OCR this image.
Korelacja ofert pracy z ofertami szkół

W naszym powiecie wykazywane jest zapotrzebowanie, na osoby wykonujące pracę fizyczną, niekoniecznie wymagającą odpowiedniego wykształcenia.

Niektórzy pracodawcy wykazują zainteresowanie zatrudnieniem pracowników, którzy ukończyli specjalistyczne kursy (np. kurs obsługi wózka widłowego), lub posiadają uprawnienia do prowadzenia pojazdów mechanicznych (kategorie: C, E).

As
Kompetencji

---

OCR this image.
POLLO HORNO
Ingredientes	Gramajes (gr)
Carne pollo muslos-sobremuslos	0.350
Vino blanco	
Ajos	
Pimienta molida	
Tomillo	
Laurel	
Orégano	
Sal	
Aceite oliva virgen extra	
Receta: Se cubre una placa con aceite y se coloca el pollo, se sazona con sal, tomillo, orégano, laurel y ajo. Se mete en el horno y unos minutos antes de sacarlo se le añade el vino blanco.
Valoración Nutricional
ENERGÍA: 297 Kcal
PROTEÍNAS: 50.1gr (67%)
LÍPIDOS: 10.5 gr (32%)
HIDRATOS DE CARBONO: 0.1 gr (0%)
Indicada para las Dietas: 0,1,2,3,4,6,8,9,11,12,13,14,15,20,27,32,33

Written instruction:
Where does the word "blanco" appear in the listing? List each line that holds it.

The result:
Vino blanco	
Receta: Se cubre una placa con aceite y se coloca el pollo, se sazona con sal, tomillo, orégano, laurel y ajo. Se mete en el horno y unos minutos antes de sacarlo se le añade el vino blanco.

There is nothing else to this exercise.